### Problem description
Reproduce the listing below exactly. Pictures do not belong in the copy.

### Records supplied
= = = = = = =

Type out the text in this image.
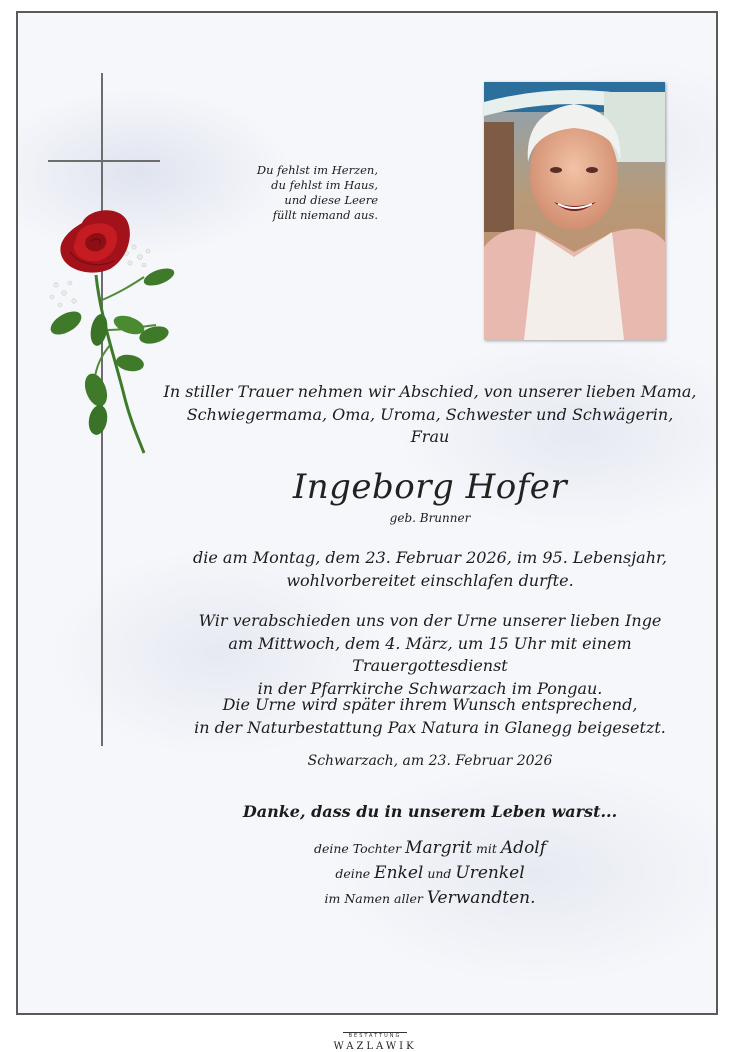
Du fehlst im Herzen,
du fehlst im Haus,
und diese Leere
füllt niemand aus.
In stiller Trauer nehmen wir Abschied, von unserer lieben Mama,
Schwiegermama, Oma, Uroma, Schwester und Schwägerin,
Frau
Ingeborg Hofer
geb. Brunner
die am Montag, dem 23. Februar 2026, im 95. Lebensjahr,
wohlvorbereitet einschlafen durfte.
Wir verabschieden uns von der Urne unserer lieben Inge
am Mittwoch, dem 4. März, um 15 Uhr mit einem Trauergottesdienst
in der Pfarrkirche Schwarzach im Pongau.
Die Urne wird später ihrem Wunsch entsprechend,
in der Naturbestattung Pax Natura in Glanegg beigesetzt.
Schwarzach, am 23. Februar 2026
Danke, dass du in unserem Leben warst...
deine Tochter Margrit mit Adolf
deine Enkel und Urenkel
im Namen aller Verwandten.
BESTATTUNG
WAZLAWIK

= = = = = = =

### Task answer
Type out the text in this image.
Du fehlst im Herzen,
du fehlst im Haus,
und diese Leere
füllt niemand aus.
In stiller Trauer nehmen wir Abschied, von unserer lieben Mama,
Schwiegermama, Oma, Uroma, Schwester und Schwägerin,
Frau
Ingeborg Hofer
geb. Brunner
die am Montag, dem 23. Februar 2026, im 95. Lebensjahr,
wohlvorbereitet einschlafen durfte.
Wir verabschieden uns von der Urne unserer lieben Inge
am Mittwoch, dem 4. März, um 15 Uhr mit einem Trauergottesdienst
in der Pfarrkirche Schwarzach im Pongau.
Die Urne wird später ihrem Wunsch entsprechend,
in der Naturbestattung Pax Natura in Glanegg beigesetzt.
Schwarzach, am 23. Februar 2026
Danke, dass du in unserem Leben warst...
deine Tochter Margrit mit Adolf
deine Enkel und Urenkel
im Namen aller Verwandten.
BESTATTUNG
WAZLAWIK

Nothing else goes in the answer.